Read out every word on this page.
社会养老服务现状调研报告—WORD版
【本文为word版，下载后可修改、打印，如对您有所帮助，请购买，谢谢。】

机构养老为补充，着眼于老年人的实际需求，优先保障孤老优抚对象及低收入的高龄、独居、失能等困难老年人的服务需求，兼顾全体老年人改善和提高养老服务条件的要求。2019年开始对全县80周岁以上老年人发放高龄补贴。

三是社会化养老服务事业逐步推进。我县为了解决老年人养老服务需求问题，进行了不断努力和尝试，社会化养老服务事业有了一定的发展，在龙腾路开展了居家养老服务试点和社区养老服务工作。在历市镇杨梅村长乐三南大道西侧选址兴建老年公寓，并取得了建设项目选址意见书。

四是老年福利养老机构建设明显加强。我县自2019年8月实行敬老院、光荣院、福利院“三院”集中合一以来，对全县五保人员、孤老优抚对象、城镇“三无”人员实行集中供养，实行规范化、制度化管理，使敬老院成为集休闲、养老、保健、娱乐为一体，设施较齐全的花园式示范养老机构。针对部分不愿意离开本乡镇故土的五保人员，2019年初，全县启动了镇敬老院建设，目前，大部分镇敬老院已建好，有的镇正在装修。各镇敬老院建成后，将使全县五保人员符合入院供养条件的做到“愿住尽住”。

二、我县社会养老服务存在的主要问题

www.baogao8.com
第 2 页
——————————
To be done: Output an exact copy of each record.

Result of the task:
Read out every word on this page.
社会养老服务现状调研报告—WORD版
【本文为word版，下载后可修改、打印，如对您有所帮助，请购买，谢谢。】

机构养老为补充，着眼于老年人的实际需求，优先保障孤老优抚对象及低收入的高龄、独居、失能等困难老年人的服务需求，兼顾全体老年人改善和提高养老服务条件的要求。2019年开始对全县80周岁以上老年人发放高龄补贴。

三是社会化养老服务事业逐步推进。我县为了解决老年人养老服务需求问题，进行了不断努力和尝试，社会化养老服务事业有了一定的发展，在龙腾路开展了居家养老服务试点和社区养老服务工作。在历市镇杨梅村长乐三南大道西侧选址兴建老年公寓，并取得了建设项目选址意见书。

四是老年福利养老机构建设明显加强。我县自2019年8月实行敬老院、光荣院、福利院“三院”集中合一以来，对全县五保人员、孤老优抚对象、城镇“三无”人员实行集中供养，实行规范化、制度化管理，使敬老院成为集休闲、养老、保健、娱乐为一体，设施较齐全的花园式示范养老机构。针对部分不愿意离开本乡镇故土的五保人员，2019年初，全县启动了镇敬老院建设，目前，大部分镇敬老院已建好，有的镇正在装修。各镇敬老院建成后，将使全县五保人员符合入院供养条件的做到“愿住尽住”。

二、我县社会养老服务存在的主要问题

www.baogao8.com
第 2 页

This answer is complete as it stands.